What this task involves -> Identify the lines bearing the string "value" and gather them.

Supplied material ->
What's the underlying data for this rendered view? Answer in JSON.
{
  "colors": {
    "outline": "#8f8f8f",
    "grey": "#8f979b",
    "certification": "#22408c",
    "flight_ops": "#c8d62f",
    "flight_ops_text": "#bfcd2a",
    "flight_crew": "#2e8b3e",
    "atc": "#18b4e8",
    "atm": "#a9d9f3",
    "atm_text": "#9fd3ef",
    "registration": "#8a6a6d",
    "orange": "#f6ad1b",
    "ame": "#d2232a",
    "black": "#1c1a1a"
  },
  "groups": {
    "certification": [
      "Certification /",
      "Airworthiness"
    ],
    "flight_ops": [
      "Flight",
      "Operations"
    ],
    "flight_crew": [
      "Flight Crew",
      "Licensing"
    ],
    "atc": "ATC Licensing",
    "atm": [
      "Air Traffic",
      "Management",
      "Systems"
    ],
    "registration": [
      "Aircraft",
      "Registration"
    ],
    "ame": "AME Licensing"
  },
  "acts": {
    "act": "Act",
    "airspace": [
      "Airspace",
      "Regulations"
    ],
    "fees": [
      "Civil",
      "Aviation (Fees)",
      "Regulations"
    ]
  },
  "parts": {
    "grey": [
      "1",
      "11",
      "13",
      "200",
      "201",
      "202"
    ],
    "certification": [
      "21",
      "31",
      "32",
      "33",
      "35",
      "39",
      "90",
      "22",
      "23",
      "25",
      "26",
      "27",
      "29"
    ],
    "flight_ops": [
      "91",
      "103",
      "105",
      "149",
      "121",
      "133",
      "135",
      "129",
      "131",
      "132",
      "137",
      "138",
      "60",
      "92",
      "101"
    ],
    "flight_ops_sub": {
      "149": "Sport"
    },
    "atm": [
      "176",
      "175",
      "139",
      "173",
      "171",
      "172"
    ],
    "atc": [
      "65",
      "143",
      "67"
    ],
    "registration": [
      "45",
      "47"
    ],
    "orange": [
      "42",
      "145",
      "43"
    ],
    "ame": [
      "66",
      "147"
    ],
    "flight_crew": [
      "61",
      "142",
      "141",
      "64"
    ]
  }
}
...
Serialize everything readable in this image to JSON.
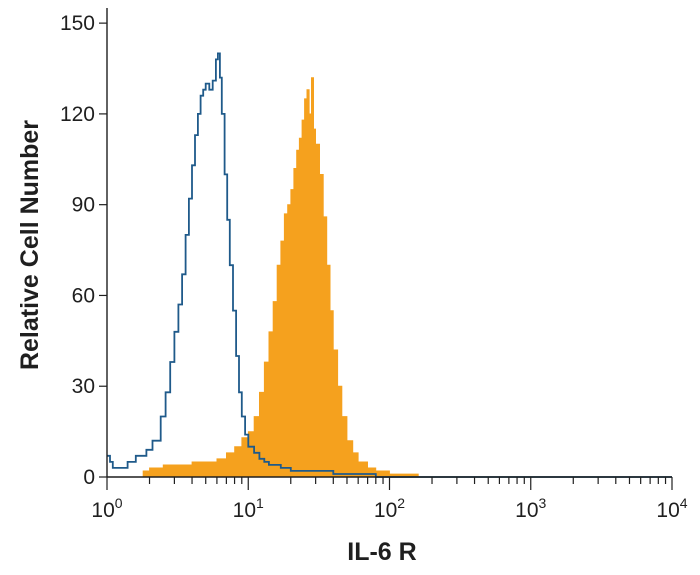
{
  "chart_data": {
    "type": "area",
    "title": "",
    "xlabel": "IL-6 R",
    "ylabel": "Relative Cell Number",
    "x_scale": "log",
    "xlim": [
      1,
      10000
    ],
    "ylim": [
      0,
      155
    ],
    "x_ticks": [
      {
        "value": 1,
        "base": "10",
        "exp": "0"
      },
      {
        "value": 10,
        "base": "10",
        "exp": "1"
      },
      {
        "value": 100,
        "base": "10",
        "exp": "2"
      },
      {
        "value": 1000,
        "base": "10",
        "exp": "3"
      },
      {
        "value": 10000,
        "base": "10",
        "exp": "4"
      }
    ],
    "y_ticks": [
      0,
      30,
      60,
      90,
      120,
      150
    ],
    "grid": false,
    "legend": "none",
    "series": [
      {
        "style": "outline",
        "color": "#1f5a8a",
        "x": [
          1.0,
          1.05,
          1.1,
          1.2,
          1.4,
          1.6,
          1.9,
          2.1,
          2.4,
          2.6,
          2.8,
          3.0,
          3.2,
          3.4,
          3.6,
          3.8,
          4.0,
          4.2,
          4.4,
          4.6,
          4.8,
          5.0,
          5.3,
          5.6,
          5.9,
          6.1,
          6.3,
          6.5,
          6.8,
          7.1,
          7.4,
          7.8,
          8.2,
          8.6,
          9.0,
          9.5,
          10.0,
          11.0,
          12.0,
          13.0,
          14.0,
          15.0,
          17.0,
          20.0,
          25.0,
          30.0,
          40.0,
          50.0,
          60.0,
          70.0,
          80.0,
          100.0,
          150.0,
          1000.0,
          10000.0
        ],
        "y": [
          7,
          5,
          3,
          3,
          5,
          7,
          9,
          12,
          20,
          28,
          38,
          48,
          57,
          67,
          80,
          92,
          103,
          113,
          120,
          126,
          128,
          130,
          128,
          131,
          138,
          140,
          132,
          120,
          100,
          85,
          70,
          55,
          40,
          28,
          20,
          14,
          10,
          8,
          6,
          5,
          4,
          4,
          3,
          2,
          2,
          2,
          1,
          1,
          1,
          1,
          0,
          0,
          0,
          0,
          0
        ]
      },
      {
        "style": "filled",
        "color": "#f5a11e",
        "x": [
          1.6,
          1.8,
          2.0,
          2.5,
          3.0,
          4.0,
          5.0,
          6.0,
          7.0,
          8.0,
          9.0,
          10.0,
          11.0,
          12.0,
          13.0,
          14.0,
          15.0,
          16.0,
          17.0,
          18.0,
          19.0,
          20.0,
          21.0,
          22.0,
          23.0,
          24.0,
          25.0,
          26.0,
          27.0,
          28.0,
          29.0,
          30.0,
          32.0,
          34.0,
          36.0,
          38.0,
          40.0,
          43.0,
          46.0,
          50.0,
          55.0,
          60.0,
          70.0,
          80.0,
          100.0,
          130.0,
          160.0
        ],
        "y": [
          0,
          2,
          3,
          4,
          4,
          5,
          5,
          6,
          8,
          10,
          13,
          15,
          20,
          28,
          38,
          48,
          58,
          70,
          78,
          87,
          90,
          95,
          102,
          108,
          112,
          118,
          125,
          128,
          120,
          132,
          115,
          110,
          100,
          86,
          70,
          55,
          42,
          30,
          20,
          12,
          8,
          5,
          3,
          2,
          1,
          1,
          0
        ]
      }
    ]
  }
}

Worked solution ->
        "value": 1,
        "value": 10,
        "value": 100,
        "value": 1000,
        "value": 10000,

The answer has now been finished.